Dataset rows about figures
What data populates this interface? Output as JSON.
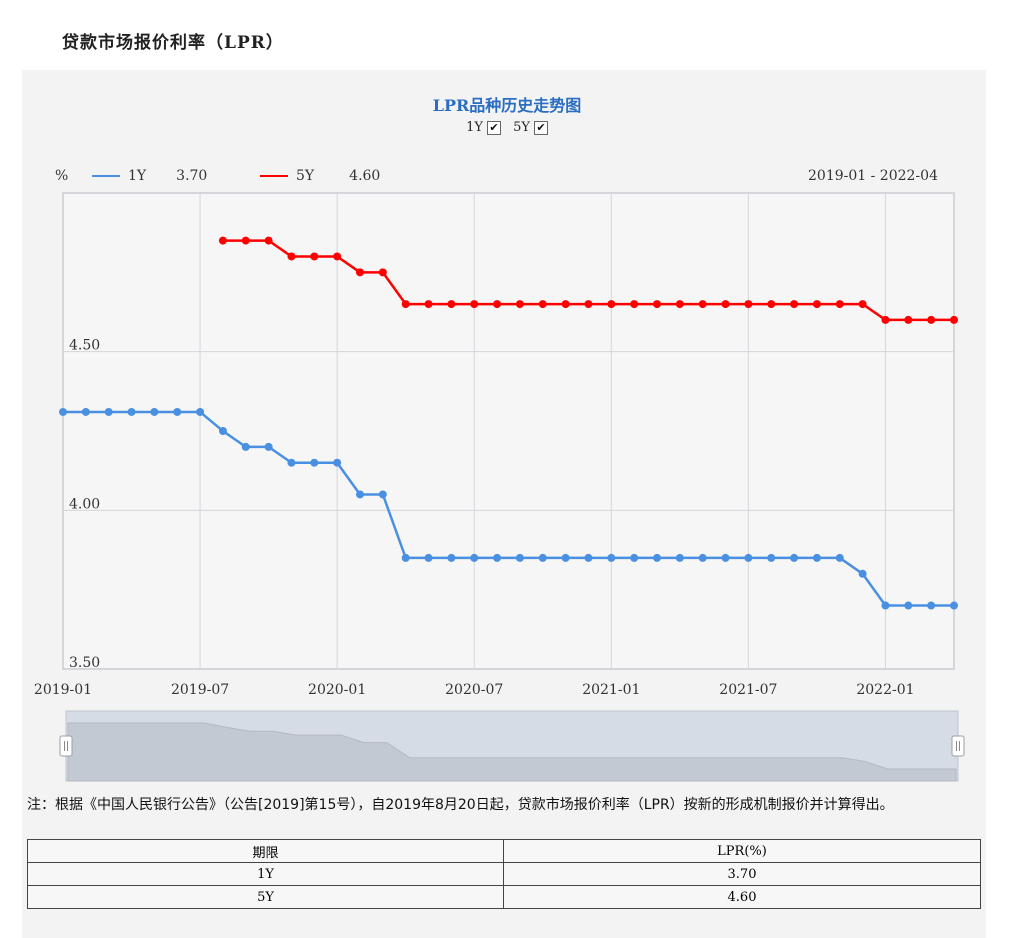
{
  "page": {
    "title": "贷款市场报价利率（LPR）"
  },
  "chart_header": {
    "title": "LPR品种历史走势图",
    "toggles": [
      {
        "label": "1Y",
        "checked": true
      },
      {
        "label": "5Y",
        "checked": true
      }
    ],
    "unit": "%",
    "legend": [
      {
        "name": "1Y",
        "latest": "3.70",
        "color": "#4a90e2"
      },
      {
        "name": "5Y",
        "latest": "4.60",
        "color": "#ff0000"
      }
    ],
    "date_range": "2019-01 - 2022-04"
  },
  "chart_data": {
    "type": "line",
    "x": [
      "2019-01",
      "2019-02",
      "2019-03",
      "2019-04",
      "2019-05",
      "2019-06",
      "2019-07",
      "2019-08",
      "2019-09",
      "2019-10",
      "2019-11",
      "2019-12",
      "2020-01",
      "2020-02",
      "2020-03",
      "2020-04",
      "2020-05",
      "2020-06",
      "2020-07",
      "2020-08",
      "2020-09",
      "2020-10",
      "2020-11",
      "2020-12",
      "2021-01",
      "2021-02",
      "2021-03",
      "2021-04",
      "2021-05",
      "2021-06",
      "2021-07",
      "2021-08",
      "2021-09",
      "2021-10",
      "2021-11",
      "2021-12",
      "2022-01",
      "2022-02",
      "2022-03",
      "2022-04"
    ],
    "series": [
      {
        "name": "1Y",
        "color": "#4a90e2",
        "values": [
          4.31,
          4.31,
          4.31,
          4.31,
          4.31,
          4.31,
          4.31,
          4.25,
          4.2,
          4.2,
          4.15,
          4.15,
          4.15,
          4.05,
          4.05,
          3.85,
          3.85,
          3.85,
          3.85,
          3.85,
          3.85,
          3.85,
          3.85,
          3.85,
          3.85,
          3.85,
          3.85,
          3.85,
          3.85,
          3.85,
          3.85,
          3.85,
          3.85,
          3.85,
          3.85,
          3.8,
          3.7,
          3.7,
          3.7,
          3.7
        ]
      },
      {
        "name": "5Y",
        "color": "#ff0000",
        "values": [
          null,
          null,
          null,
          null,
          null,
          null,
          null,
          4.85,
          4.85,
          4.85,
          4.8,
          4.8,
          4.8,
          4.75,
          4.75,
          4.65,
          4.65,
          4.65,
          4.65,
          4.65,
          4.65,
          4.65,
          4.65,
          4.65,
          4.65,
          4.65,
          4.65,
          4.65,
          4.65,
          4.65,
          4.65,
          4.65,
          4.65,
          4.65,
          4.65,
          4.65,
          4.6,
          4.6,
          4.6,
          4.6
        ]
      }
    ],
    "x_ticks": [
      "2019-01",
      "2019-07",
      "2020-01",
      "2020-07",
      "2021-01",
      "2021-07",
      "2022-01"
    ],
    "y_ticks": [
      "3.50",
      "4.00",
      "4.50"
    ],
    "ylim": [
      3.5,
      5.0
    ],
    "grid": true
  },
  "note": "注：根据《中国人民银行公告》（公告[2019]第15号），自2019年8月20日起，贷款市场报价利率（LPR）按新的形成机制报价并计算得出。",
  "table": {
    "headers": [
      "期限",
      "LPR(%)"
    ],
    "rows": [
      [
        "1Y",
        "3.70"
      ],
      [
        "5Y",
        "4.60"
      ]
    ]
  }
}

▸ **What this task involves**
Reproduce every line above as written, skipping pictures.

▸ **Solution to the problem**
What data populates this interface? Output as JSON.
{
  "page": {
    "title": "贷款市场报价利率（LPR）"
  },
  "chart_header": {
    "title": "LPR品种历史走势图",
    "toggles": [
      {
        "label": "1Y",
        "checked": true
      },
      {
        "label": "5Y",
        "checked": true
      }
    ],
    "unit": "%",
    "legend": [
      {
        "name": "1Y",
        "latest": "3.70",
        "color": "#4a90e2"
      },
      {
        "name": "5Y",
        "latest": "4.60",
        "color": "#ff0000"
      }
    ],
    "date_range": "2019-01 - 2022-04"
  },
  "chart_data": {
    "type": "line",
    "x": [
      "2019-01",
      "2019-02",
      "2019-03",
      "2019-04",
      "2019-05",
      "2019-06",
      "2019-07",
      "2019-08",
      "2019-09",
      "2019-10",
      "2019-11",
      "2019-12",
      "2020-01",
      "2020-02",
      "2020-03",
      "2020-04",
      "2020-05",
      "2020-06",
      "2020-07",
      "2020-08",
      "2020-09",
      "2020-10",
      "2020-11",
      "2020-12",
      "2021-01",
      "2021-02",
      "2021-03",
      "2021-04",
      "2021-05",
      "2021-06",
      "2021-07",
      "2021-08",
      "2021-09",
      "2021-10",
      "2021-11",
      "2021-12",
      "2022-01",
      "2022-02",
      "2022-03",
      "2022-04"
    ],
    "series": [
      {
        "name": "1Y",
        "color": "#4a90e2",
        "values": [
          4.31,
          4.31,
          4.31,
          4.31,
          4.31,
          4.31,
          4.31,
          4.25,
          4.2,
          4.2,
          4.15,
          4.15,
          4.15,
          4.05,
          4.05,
          3.85,
          3.85,
          3.85,
          3.85,
          3.85,
          3.85,
          3.85,
          3.85,
          3.85,
          3.85,
          3.85,
          3.85,
          3.85,
          3.85,
          3.85,
          3.85,
          3.85,
          3.85,
          3.85,
          3.85,
          3.8,
          3.7,
          3.7,
          3.7,
          3.7
        ]
      },
      {
        "name": "5Y",
        "color": "#ff0000",
        "values": [
          null,
          null,
          null,
          null,
          null,
          null,
          null,
          4.85,
          4.85,
          4.85,
          4.8,
          4.8,
          4.8,
          4.75,
          4.75,
          4.65,
          4.65,
          4.65,
          4.65,
          4.65,
          4.65,
          4.65,
          4.65,
          4.65,
          4.65,
          4.65,
          4.65,
          4.65,
          4.65,
          4.65,
          4.65,
          4.65,
          4.65,
          4.65,
          4.65,
          4.65,
          4.6,
          4.6,
          4.6,
          4.6
        ]
      }
    ],
    "x_ticks": [
      "2019-01",
      "2019-07",
      "2020-01",
      "2020-07",
      "2021-01",
      "2021-07",
      "2022-01"
    ],
    "y_ticks": [
      "3.50",
      "4.00",
      "4.50"
    ],
    "ylim": [
      3.5,
      5.0
    ],
    "grid": true
  },
  "note": "注：根据《中国人民银行公告》（公告[2019]第15号），自2019年8月20日起，贷款市场报价利率（LPR）按新的形成机制报价并计算得出。",
  "table": {
    "headers": [
      "期限",
      "LPR(%)"
    ],
    "rows": [
      [
        "1Y",
        "3.70"
      ],
      [
        "5Y",
        "4.60"
      ]
    ]
  }
}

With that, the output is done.